Goal ->
Reproduce every entry exactly, without alteration.
## begin
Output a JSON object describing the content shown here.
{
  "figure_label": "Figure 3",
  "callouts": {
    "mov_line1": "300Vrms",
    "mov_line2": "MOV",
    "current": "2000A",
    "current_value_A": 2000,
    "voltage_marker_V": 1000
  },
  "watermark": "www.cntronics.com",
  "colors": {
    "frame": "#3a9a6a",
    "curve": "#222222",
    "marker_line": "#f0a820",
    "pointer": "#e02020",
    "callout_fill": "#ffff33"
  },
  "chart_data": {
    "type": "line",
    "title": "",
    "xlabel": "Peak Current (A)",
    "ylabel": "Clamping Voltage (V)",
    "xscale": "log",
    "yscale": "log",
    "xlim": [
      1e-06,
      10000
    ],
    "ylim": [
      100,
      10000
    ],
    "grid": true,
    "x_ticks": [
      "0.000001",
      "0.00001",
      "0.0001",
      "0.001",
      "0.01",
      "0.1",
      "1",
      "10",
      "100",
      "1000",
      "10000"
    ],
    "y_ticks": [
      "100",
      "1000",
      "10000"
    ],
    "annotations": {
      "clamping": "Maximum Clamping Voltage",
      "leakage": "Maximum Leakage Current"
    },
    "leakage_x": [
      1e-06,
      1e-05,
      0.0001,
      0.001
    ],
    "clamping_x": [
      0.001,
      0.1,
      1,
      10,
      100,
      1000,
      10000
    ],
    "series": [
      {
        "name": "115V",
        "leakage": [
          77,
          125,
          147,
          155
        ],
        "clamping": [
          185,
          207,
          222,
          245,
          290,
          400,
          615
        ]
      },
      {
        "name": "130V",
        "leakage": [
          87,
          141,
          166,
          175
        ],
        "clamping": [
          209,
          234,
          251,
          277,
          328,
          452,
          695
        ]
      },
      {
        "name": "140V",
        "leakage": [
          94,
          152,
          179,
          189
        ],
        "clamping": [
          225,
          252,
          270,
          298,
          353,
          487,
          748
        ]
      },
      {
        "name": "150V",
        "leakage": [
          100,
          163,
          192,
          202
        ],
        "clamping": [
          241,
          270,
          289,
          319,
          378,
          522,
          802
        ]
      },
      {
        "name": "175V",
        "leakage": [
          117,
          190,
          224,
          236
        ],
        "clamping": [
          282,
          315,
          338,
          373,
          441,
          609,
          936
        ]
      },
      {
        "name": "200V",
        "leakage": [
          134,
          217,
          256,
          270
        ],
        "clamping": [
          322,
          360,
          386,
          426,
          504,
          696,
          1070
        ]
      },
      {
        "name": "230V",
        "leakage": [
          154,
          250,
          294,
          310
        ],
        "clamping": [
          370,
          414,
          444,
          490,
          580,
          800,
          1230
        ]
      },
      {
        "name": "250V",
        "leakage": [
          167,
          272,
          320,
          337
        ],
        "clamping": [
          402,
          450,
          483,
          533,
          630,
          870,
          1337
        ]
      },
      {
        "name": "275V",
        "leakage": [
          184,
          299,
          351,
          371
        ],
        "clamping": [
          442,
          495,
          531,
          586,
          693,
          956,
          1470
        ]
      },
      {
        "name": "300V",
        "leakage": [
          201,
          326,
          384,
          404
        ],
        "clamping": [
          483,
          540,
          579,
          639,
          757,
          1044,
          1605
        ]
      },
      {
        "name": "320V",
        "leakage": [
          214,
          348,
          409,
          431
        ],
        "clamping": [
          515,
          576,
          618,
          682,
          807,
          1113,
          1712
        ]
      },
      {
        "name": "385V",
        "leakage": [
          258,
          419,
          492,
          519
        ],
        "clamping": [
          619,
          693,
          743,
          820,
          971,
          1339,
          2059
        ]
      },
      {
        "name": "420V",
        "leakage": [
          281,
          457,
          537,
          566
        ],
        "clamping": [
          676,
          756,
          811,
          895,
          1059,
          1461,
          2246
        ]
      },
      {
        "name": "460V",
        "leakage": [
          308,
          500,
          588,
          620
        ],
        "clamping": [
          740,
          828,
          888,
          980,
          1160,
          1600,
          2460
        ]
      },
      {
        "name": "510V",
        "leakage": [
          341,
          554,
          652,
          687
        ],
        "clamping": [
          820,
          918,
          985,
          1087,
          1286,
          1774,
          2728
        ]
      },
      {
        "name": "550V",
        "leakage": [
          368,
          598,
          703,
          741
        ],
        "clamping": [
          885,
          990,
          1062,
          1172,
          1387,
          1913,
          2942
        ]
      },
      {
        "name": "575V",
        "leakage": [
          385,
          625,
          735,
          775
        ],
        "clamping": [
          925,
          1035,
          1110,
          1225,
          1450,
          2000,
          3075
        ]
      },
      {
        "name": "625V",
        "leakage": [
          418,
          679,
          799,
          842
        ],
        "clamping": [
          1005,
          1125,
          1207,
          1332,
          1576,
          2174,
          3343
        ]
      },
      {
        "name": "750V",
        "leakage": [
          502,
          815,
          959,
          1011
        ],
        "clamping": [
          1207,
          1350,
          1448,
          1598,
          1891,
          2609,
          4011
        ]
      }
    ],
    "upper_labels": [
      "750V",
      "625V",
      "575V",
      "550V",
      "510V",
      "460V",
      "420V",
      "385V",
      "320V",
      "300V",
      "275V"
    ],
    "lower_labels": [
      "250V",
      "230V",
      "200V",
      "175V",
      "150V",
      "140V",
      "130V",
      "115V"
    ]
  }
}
## end
Result below ->
Output a JSON object describing the content shown here.
{
  "figure_label": "Figure 3",
  "callouts": {
    "mov_line1": "300Vrms",
    "mov_line2": "MOV",
    "current": "2000A",
    "current_value_A": 2000,
    "voltage_marker_V": 1000
  },
  "watermark": "www.cntronics.com",
  "colors": {
    "frame": "#3a9a6a",
    "curve": "#222222",
    "marker_line": "#f0a820",
    "pointer": "#e02020",
    "callout_fill": "#ffff33"
  },
  "chart_data": {
    "type": "line",
    "title": "",
    "xlabel": "Peak Current (A)",
    "ylabel": "Clamping Voltage (V)",
    "xscale": "log",
    "yscale": "log",
    "xlim": [
      1e-06,
      10000
    ],
    "ylim": [
      100,
      10000
    ],
    "grid": true,
    "x_ticks": [
      "0.000001",
      "0.00001",
      "0.0001",
      "0.001",
      "0.01",
      "0.1",
      "1",
      "10",
      "100",
      "1000",
      "10000"
    ],
    "y_ticks": [
      "100",
      "1000",
      "10000"
    ],
    "annotations": {
      "clamping": "Maximum Clamping Voltage",
      "leakage": "Maximum Leakage Current"
    },
    "leakage_x": [
      1e-06,
      1e-05,
      0.0001,
      0.001
    ],
    "clamping_x": [
      0.001,
      0.1,
      1,
      10,
      100,
      1000,
      10000
    ],
    "series": [
      {
        "name": "115V",
        "leakage": [
          77,
          125,
          147,
          155
        ],
        "clamping": [
          185,
          207,
          222,
          245,
          290,
          400,
          615
        ]
      },
      {
        "name": "130V",
        "leakage": [
          87,
          141,
          166,
          175
        ],
        "clamping": [
          209,
          234,
          251,
          277,
          328,
          452,
          695
        ]
      },
      {
        "name": "140V",
        "leakage": [
          94,
          152,
          179,
          189
        ],
        "clamping": [
          225,
          252,
          270,
          298,
          353,
          487,
          748
        ]
      },
      {
        "name": "150V",
        "leakage": [
          100,
          163,
          192,
          202
        ],
        "clamping": [
          241,
          270,
          289,
          319,
          378,
          522,
          802
        ]
      },
      {
        "name": "175V",
        "leakage": [
          117,
          190,
          224,
          236
        ],
        "clamping": [
          282,
          315,
          338,
          373,
          441,
          609,
          936
        ]
      },
      {
        "name": "200V",
        "leakage": [
          134,
          217,
          256,
          270
        ],
        "clamping": [
          322,
          360,
          386,
          426,
          504,
          696,
          1070
        ]
      },
      {
        "name": "230V",
        "leakage": [
          154,
          250,
          294,
          310
        ],
        "clamping": [
          370,
          414,
          444,
          490,
          580,
          800,
          1230
        ]
      },
      {
        "name": "250V",
        "leakage": [
          167,
          272,
          320,
          337
        ],
        "clamping": [
          402,
          450,
          483,
          533,
          630,
          870,
          1337
        ]
      },
      {
        "name": "275V",
        "leakage": [
          184,
          299,
          351,
          371
        ],
        "clamping": [
          442,
          495,
          531,
          586,
          693,
          956,
          1470
        ]
      },
      {
        "name": "300V",
        "leakage": [
          201,
          326,
          384,
          404
        ],
        "clamping": [
          483,
          540,
          579,
          639,
          757,
          1044,
          1605
        ]
      },
      {
        "name": "320V",
        "leakage": [
          214,
          348,
          409,
          431
        ],
        "clamping": [
          515,
          576,
          618,
          682,
          807,
          1113,
          1712
        ]
      },
      {
        "name": "385V",
        "leakage": [
          258,
          419,
          492,
          519
        ],
        "clamping": [
          619,
          693,
          743,
          820,
          971,
          1339,
          2059
        ]
      },
      {
        "name": "420V",
        "leakage": [
          281,
          457,
          537,
          566
        ],
        "clamping": [
          676,
          756,
          811,
          895,
          1059,
          1461,
          2246
        ]
      },
      {
        "name": "460V",
        "leakage": [
          308,
          500,
          588,
          620
        ],
        "clamping": [
          740,
          828,
          888,
          980,
          1160,
          1600,
          2460
        ]
      },
      {
        "name": "510V",
        "leakage": [
          341,
          554,
          652,
          687
        ],
        "clamping": [
          820,
          918,
          985,
          1087,
          1286,
          1774,
          2728
        ]
      },
      {
        "name": "550V",
        "leakage": [
          368,
          598,
          703,
          741
        ],
        "clamping": [
          885,
          990,
          1062,
          1172,
          1387,
          1913,
          2942
        ]
      },
      {
        "name": "575V",
        "leakage": [
          385,
          625,
          735,
          775
        ],
        "clamping": [
          925,
          1035,
          1110,
          1225,
          1450,
          2000,
          3075
        ]
      },
      {
        "name": "625V",
        "leakage": [
          418,
          679,
          799,
          842
        ],
        "clamping": [
          1005,
          1125,
          1207,
          1332,
          1576,
          2174,
          3343
        ]
      },
      {
        "name": "750V",
        "leakage": [
          502,
          815,
          959,
          1011
        ],
        "clamping": [
          1207,
          1350,
          1448,
          1598,
          1891,
          2609,
          4011
        ]
      }
    ],
    "upper_labels": [
      "750V",
      "625V",
      "575V",
      "550V",
      "510V",
      "460V",
      "420V",
      "385V",
      "320V",
      "300V",
      "275V"
    ],
    "lower_labels": [
      "250V",
      "230V",
      "200V",
      "175V",
      "150V",
      "140V",
      "130V",
      "115V"
    ]
  }
}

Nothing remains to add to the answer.